**Task goal:** The records below are to be copied word for word, with every picture left out.

[Begin Input data]

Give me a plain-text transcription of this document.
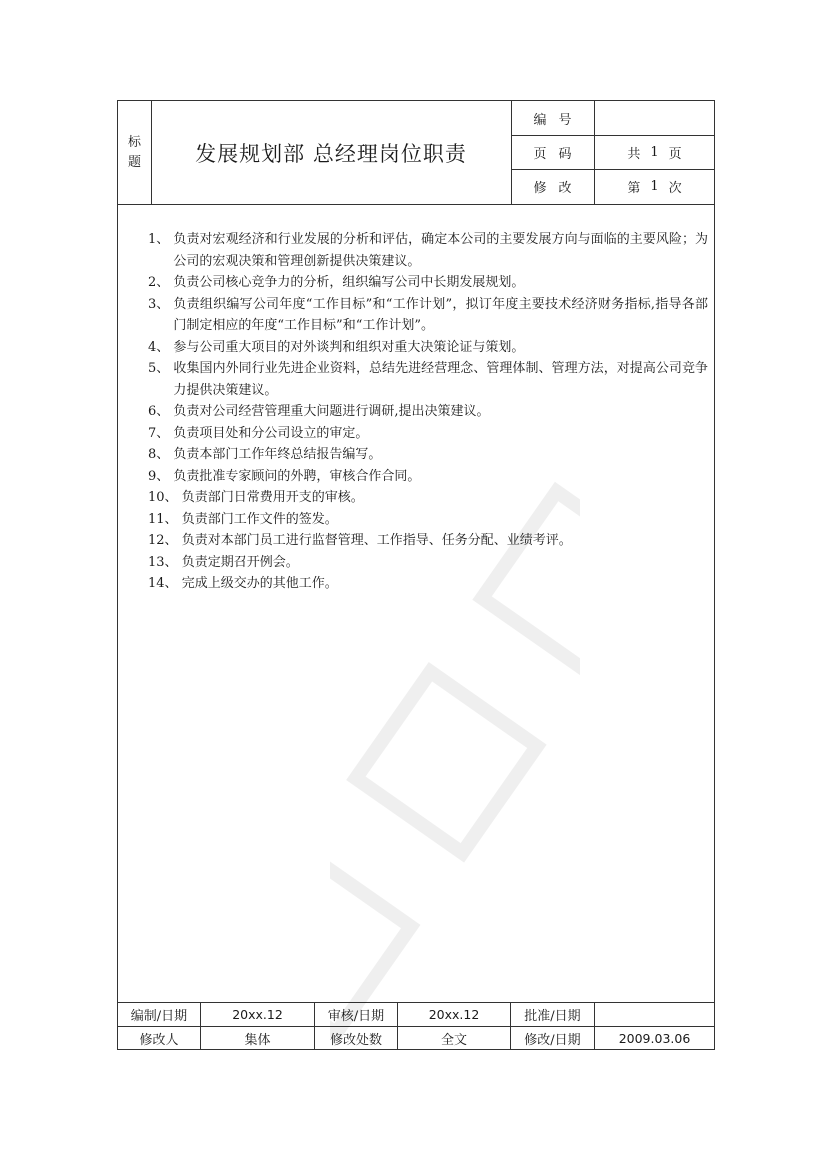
标
题	发展规划部 总经理岗位职责
编号
页码	共 1 页
修改	第 1 次
1、 负责对宏观经济和行业发展的分析和评估，确定本公司的主要发展方向与面临的主要风险；为公司的宏观决策和管理创新提供决策建议。
2、 负责公司核心竞争力的分析，组织编写公司中长期发展规划。
3、 负责组织编写公司年度“工作目标”和“工作计划”，拟订年度主要技术经济财务指标,指导各部门制定相应的年度“工作目标”和“工作计划”。
4、 参与公司重大项目的对外谈判和组织对重大决策论证与策划。
5、 收集国内外同行业先进企业资料，总结先进经营理念、管理体制、管理方法，对提高公司竞争力提供决策建议。
6、 负责对公司经营管理重大问题进行调研,提出决策建议。
7、 负责项目处和分公司设立的审定。
8、 负责本部门工作年终总结报告编写。
9、 负责批准专家顾问的外聘，审核合作合同。
10、 负责部门日常费用开支的审核。
11、 负责部门工作文件的签发。
12、 负责对本部门员工进行监督管理、工作指导、任务分配、业绩考评。
13、 负责定期召开例会。
14、 完成上级交办的其他工作。
编制/日期	20xx.12	审核/日期	20xx.12	批准/日期
修改人	集体	修改处数	全文	修改/日期	2009.03.06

[End Input data]

**The result:**
Give me a plain-text transcription of this document.
标
题	发展规划部 总经理岗位职责
编号
页码	共 1 页
修改	第 1 次
1、 负责对宏观经济和行业发展的分析和评估，确定本公司的主要发展方向与面临的主要风险；为公司的宏观决策和管理创新提供决策建议。
2、 负责公司核心竞争力的分析，组织编写公司中长期发展规划。
3、 负责组织编写公司年度“工作目标”和“工作计划”，拟订年度主要技术经济财务指标,指导各部门制定相应的年度“工作目标”和“工作计划”。
4、 参与公司重大项目的对外谈判和组织对重大决策论证与策划。
5、 收集国内外同行业先进企业资料，总结先进经营理念、管理体制、管理方法，对提高公司竞争力提供决策建议。
6、 负责对公司经营管理重大问题进行调研,提出决策建议。
7、 负责项目处和分公司设立的审定。
8、 负责本部门工作年终总结报告编写。
9、 负责批准专家顾问的外聘，审核合作合同。
10、 负责部门日常费用开支的审核。
11、 负责部门工作文件的签发。
12、 负责对本部门员工进行监督管理、工作指导、任务分配、业绩考评。
13、 负责定期召开例会。
14、 完成上级交办的其他工作。
编制/日期	20xx.12	审核/日期	20xx.12	批准/日期
修改人	集体	修改处数	全文	修改/日期	2009.03.06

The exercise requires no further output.